-------- INPUT DATA --------

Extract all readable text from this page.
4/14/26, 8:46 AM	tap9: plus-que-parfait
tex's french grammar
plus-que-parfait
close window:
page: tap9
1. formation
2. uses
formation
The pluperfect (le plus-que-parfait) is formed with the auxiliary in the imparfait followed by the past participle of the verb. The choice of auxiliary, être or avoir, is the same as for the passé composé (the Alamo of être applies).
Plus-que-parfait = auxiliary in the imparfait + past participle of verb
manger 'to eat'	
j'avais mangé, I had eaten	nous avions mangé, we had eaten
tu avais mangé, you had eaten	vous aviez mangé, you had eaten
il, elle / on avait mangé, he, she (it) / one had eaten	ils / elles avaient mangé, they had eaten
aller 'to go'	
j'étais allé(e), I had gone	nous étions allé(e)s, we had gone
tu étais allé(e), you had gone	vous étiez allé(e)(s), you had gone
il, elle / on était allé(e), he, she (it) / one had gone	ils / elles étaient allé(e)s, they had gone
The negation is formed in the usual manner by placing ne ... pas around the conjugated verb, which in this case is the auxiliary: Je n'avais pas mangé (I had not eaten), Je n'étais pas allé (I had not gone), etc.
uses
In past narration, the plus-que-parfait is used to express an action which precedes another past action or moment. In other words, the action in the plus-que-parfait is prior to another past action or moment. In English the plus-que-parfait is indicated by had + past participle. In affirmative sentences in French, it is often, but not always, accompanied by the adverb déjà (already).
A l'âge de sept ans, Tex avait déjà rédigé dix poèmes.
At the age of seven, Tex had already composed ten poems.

--------
-------- INPUT DATA --------

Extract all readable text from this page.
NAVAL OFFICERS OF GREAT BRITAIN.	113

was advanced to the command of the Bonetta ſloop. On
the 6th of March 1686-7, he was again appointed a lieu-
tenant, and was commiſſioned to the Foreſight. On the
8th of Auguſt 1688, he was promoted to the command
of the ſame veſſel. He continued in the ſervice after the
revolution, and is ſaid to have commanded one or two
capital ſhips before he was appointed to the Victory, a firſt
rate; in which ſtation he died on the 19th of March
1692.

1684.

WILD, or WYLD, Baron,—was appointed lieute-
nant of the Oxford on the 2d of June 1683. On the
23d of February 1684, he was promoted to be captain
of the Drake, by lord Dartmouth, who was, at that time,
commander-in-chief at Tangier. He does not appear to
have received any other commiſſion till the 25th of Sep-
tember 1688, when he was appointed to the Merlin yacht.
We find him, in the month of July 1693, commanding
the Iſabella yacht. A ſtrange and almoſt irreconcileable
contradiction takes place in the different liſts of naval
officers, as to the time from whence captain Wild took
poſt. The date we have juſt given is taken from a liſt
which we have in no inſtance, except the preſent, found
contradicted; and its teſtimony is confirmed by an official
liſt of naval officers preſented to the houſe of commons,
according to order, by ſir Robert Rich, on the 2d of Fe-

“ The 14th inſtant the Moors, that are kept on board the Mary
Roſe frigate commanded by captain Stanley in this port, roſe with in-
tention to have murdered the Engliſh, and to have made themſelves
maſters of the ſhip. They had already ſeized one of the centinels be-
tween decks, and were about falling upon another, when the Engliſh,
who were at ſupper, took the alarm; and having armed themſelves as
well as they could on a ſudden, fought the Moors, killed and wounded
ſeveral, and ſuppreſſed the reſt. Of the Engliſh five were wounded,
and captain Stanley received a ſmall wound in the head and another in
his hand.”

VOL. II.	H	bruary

--------

**INSTRUCTIONS FOR THE TASK:**
Among the lines of the records above, count those holding the string "time", and report only the number.

**THE RESPONSE:**
2